---- Provided records

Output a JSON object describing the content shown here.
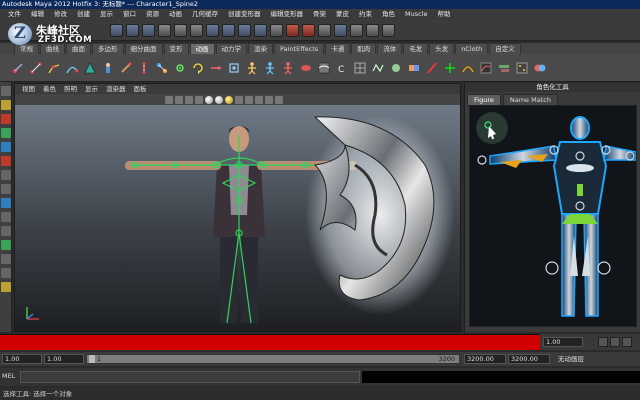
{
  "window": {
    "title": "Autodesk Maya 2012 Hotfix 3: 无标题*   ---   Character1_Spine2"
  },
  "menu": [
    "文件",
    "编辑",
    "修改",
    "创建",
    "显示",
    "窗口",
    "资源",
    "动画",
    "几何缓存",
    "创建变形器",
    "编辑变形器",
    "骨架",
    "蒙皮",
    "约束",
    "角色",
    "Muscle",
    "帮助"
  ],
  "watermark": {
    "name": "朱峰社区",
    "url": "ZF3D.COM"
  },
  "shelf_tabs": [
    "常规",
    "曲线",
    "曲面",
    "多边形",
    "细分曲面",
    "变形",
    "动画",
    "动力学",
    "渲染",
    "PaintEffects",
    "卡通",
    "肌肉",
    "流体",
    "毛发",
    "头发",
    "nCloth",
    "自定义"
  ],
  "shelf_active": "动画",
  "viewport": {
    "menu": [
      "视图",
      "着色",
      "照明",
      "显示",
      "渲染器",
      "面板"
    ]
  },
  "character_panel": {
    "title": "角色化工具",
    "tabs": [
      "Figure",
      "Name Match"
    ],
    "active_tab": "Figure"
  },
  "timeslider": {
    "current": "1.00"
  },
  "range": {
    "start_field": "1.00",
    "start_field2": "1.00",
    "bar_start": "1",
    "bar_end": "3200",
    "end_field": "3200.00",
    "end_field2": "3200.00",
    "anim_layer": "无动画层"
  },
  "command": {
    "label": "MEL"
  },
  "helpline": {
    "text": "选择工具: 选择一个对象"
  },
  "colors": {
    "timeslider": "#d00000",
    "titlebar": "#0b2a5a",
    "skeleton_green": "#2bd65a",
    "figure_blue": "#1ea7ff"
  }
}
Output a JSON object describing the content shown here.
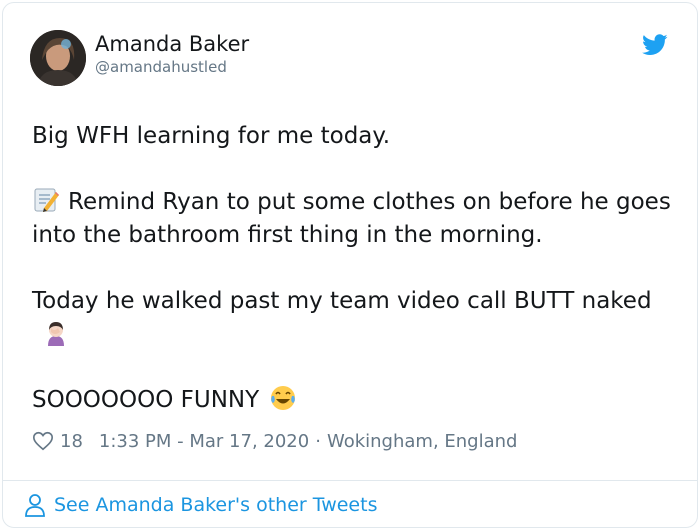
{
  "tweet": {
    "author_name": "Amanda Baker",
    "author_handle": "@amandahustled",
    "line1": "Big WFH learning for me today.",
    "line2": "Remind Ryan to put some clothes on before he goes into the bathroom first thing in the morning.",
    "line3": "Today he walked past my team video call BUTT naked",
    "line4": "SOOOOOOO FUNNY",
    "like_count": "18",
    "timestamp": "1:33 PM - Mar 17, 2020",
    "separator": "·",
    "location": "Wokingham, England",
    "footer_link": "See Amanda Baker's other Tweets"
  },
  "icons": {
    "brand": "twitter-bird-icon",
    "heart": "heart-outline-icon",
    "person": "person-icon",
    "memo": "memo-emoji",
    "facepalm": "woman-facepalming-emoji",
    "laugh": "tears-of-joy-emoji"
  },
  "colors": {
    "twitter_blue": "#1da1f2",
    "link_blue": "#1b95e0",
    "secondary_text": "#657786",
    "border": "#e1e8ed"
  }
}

--------

● **Task details**: Every entry must be written out exactly, with all pictures left out.

● **Final result**:
Output a JSON object describing the content shown here.
{
  "window": {
    "title": "Autodesk Maya 2012 Hotfix 3: 无标题*   ---   Character1_Spine2"
  },
  "menu": [
    "文件",
    "编辑",
    "修改",
    "创建",
    "显示",
    "窗口",
    "资源",
    "动画",
    "几何缓存",
    "创建变形器",
    "编辑变形器",
    "骨架",
    "蒙皮",
    "约束",
    "角色",
    "Muscle",
    "帮助"
  ],
  "watermark": {
    "name": "朱峰社区",
    "url": "ZF3D.COM"
  },
  "shelf_tabs": [
    "常规",
    "曲线",
    "曲面",
    "多边形",
    "细分曲面",
    "变形",
    "动画",
    "动力学",
    "渲染",
    "PaintEffects",
    "卡通",
    "肌肉",
    "流体",
    "毛发",
    "头发",
    "nCloth",
    "自定义"
  ],
  "shelf_active": "动画",
  "viewport": {
    "menu": [
      "视图",
      "着色",
      "照明",
      "显示",
      "渲染器",
      "面板"
    ]
  },
  "character_panel": {
    "title": "角色化工具",
    "tabs": [
      "Figure",
      "Name Match"
    ],
    "active_tab": "Figure"
  },
  "timeslider": {
    "current": "1.00"
  },
  "range": {
    "start_field": "1.00",
    "start_field2": "1.00",
    "bar_start": "1",
    "bar_end": "3200",
    "end_field": "3200.00",
    "end_field2": "3200.00",
    "anim_layer": "无动画层"
  },
  "command": {
    "label": "MEL"
  },
  "helpline": {
    "text": "选择工具: 选择一个对象"
  },
  "colors": {
    "timeslider": "#d00000",
    "titlebar": "#0b2a5a",
    "skeleton_green": "#2bd65a",
    "figure_blue": "#1ea7ff"
  }
}
Output a JSON object describing the content shown here.
{
  "tweet": {
    "author_name": "Amanda Baker",
    "author_handle": "@amandahustled",
    "line1": "Big WFH learning for me today.",
    "line2": "Remind Ryan to put some clothes on before he goes into the bathroom first thing in the morning.",
    "line3": "Today he walked past my team video call BUTT naked",
    "line4": "SOOOOOOO FUNNY",
    "like_count": "18",
    "timestamp": "1:33 PM - Mar 17, 2020",
    "separator": "·",
    "location": "Wokingham, England",
    "footer_link": "See Amanda Baker's other Tweets"
  },
  "icons": {
    "brand": "twitter-bird-icon",
    "heart": "heart-outline-icon",
    "person": "person-icon",
    "memo": "memo-emoji",
    "facepalm": "woman-facepalming-emoji",
    "laugh": "tears-of-joy-emoji"
  },
  "colors": {
    "twitter_blue": "#1da1f2",
    "link_blue": "#1b95e0",
    "secondary_text": "#657786",
    "border": "#e1e8ed"
  }
}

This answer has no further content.